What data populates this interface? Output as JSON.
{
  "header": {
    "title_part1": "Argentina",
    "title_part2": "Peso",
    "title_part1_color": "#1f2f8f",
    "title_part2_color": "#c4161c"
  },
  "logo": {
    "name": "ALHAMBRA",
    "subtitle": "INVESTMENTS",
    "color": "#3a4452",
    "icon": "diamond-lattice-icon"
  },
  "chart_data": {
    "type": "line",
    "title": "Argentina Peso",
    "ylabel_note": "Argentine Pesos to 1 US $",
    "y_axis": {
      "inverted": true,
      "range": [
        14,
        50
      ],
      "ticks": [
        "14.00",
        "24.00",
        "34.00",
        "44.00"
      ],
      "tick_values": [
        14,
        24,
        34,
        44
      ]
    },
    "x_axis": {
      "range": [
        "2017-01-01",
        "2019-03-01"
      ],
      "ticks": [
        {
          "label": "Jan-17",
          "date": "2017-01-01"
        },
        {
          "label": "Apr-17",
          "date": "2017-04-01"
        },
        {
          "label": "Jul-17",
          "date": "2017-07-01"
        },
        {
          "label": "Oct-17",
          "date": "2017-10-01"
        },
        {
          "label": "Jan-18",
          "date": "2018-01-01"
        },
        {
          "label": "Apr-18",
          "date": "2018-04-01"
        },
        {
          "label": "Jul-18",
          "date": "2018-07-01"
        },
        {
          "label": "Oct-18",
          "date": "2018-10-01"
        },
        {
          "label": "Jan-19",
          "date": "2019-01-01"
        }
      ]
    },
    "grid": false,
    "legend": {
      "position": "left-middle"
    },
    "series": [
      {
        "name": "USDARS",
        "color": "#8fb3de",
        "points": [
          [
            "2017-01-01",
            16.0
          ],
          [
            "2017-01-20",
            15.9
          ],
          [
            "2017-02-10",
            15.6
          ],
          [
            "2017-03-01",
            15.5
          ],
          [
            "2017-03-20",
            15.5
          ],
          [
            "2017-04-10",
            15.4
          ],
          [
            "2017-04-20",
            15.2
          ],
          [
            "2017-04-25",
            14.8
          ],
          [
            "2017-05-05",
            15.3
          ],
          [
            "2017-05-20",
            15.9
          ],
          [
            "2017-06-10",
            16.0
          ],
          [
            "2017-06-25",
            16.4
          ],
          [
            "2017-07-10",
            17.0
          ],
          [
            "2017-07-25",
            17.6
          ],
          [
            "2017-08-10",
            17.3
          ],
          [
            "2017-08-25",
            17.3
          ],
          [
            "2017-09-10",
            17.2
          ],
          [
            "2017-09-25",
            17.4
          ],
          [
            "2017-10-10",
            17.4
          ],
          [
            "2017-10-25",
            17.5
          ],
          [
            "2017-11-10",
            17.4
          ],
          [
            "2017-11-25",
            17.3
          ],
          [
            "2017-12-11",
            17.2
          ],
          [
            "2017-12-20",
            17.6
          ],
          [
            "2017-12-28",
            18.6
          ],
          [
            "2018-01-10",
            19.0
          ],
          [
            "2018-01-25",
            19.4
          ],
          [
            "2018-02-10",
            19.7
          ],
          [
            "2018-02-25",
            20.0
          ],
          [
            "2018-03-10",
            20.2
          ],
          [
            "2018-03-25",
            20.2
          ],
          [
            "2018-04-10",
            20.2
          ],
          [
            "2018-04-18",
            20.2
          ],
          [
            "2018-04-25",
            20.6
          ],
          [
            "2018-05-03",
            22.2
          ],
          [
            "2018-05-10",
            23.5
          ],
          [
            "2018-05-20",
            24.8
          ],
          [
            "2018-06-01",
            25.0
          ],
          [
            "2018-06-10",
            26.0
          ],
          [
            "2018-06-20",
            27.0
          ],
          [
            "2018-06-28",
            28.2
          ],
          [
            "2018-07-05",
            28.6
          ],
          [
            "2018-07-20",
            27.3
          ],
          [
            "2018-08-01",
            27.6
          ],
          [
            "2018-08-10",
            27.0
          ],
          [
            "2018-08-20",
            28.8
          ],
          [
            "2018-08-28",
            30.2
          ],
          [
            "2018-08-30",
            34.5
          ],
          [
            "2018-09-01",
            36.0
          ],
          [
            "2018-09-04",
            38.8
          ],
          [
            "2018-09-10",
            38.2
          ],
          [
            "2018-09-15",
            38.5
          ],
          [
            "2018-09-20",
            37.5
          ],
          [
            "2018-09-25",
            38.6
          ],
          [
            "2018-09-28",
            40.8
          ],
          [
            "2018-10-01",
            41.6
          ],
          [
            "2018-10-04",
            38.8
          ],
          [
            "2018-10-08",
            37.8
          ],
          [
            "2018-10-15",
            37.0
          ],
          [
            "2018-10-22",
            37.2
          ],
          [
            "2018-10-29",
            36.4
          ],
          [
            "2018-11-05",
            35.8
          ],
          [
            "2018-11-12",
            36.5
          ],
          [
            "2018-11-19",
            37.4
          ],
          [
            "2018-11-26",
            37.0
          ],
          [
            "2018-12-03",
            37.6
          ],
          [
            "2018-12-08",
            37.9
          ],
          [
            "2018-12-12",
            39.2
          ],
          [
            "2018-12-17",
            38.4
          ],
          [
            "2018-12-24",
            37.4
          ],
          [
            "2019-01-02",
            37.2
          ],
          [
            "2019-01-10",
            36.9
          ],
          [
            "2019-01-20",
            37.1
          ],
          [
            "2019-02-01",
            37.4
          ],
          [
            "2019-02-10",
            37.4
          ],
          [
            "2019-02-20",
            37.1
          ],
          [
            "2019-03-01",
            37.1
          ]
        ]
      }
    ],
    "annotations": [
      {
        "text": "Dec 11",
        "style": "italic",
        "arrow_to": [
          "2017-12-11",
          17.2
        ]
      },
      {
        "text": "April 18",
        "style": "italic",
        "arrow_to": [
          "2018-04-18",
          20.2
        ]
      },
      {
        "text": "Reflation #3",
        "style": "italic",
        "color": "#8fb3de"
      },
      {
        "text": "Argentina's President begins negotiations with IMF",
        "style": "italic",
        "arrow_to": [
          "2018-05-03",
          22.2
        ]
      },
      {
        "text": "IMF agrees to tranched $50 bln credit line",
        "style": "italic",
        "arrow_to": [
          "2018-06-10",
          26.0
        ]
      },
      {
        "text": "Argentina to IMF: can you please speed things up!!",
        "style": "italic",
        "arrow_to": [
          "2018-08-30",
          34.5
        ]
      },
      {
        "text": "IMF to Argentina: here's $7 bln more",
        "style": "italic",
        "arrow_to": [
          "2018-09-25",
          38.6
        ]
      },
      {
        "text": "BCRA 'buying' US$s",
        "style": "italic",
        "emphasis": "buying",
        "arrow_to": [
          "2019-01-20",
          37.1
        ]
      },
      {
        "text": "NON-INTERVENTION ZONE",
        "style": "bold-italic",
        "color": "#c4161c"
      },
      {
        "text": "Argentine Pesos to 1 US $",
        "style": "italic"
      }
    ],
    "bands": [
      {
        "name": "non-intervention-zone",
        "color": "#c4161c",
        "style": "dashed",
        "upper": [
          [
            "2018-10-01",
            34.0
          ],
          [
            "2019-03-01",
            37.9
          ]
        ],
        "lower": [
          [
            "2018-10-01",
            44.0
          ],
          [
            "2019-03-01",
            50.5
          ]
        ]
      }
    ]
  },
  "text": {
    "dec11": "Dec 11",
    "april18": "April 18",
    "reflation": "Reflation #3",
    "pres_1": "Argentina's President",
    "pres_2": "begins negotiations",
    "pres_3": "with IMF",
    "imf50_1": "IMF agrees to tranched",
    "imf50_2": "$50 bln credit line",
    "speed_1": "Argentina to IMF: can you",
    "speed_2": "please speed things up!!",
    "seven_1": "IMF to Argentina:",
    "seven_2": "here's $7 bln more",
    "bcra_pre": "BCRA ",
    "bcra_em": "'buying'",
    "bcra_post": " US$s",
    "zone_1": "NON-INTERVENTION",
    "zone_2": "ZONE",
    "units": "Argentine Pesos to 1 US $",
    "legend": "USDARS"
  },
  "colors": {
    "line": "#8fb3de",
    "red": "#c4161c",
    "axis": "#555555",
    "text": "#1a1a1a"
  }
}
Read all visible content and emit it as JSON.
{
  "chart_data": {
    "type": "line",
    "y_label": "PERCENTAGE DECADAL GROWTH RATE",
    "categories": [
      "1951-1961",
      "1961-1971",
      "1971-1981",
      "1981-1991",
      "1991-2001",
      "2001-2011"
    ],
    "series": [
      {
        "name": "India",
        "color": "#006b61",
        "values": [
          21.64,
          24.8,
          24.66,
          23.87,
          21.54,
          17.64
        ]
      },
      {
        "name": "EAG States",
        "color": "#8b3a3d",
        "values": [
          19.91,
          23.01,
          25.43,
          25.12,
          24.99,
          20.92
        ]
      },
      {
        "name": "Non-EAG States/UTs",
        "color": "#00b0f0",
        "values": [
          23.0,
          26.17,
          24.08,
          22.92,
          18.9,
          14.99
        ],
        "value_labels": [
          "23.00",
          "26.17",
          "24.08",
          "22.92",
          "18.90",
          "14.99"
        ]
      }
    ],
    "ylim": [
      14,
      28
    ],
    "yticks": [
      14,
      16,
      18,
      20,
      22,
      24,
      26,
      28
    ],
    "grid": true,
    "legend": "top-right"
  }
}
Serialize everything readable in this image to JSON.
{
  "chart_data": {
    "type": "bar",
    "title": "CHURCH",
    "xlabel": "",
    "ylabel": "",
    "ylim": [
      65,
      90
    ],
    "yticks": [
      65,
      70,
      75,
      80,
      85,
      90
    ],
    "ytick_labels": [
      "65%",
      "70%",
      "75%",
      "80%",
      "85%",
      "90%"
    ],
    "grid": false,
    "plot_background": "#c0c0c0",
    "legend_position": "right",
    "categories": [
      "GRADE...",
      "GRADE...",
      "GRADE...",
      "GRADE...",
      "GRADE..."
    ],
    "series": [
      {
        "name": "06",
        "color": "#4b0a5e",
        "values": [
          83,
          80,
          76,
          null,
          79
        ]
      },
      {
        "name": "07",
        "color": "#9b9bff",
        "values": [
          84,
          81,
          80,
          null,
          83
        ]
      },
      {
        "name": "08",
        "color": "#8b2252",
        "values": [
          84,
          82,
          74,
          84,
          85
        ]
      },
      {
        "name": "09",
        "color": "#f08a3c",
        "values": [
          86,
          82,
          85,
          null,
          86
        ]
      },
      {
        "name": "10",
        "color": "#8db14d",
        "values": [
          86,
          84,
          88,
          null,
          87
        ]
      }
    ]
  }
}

◆ **Problem to work on**
Return precisely the lines of the records, starting with the line that holds "Serialize everything readable" and ending with the last one.

◆ **Exercise result**
Serialize everything readable in this image to JSON.
{
  "chart_data": {
    "type": "bar",
    "title": "CHURCH",
    "xlabel": "",
    "ylabel": "",
    "ylim": [
      65,
      90
    ],
    "yticks": [
      65,
      70,
      75,
      80,
      85,
      90
    ],
    "ytick_labels": [
      "65%",
      "70%",
      "75%",
      "80%",
      "85%",
      "90%"
    ],
    "grid": false,
    "plot_background": "#c0c0c0",
    "legend_position": "right",
    "categories": [
      "GRADE...",
      "GRADE...",
      "GRADE...",
      "GRADE...",
      "GRADE..."
    ],
    "series": [
      {
        "name": "06",
        "color": "#4b0a5e",
        "values": [
          83,
          80,
          76,
          null,
          79
        ]
      },
      {
        "name": "07",
        "color": "#9b9bff",
        "values": [
          84,
          81,
          80,
          null,
          83
        ]
      },
      {
        "name": "08",
        "color": "#8b2252",
        "values": [
          84,
          82,
          74,
          84,
          85
        ]
      },
      {
        "name": "09",
        "color": "#f08a3c",
        "values": [
          86,
          82,
          85,
          null,
          86
        ]
      },
      {
        "name": "10",
        "color": "#8db14d",
        "values": [
          86,
          84,
          88,
          null,
          87
        ]
      }
    ]
  }
}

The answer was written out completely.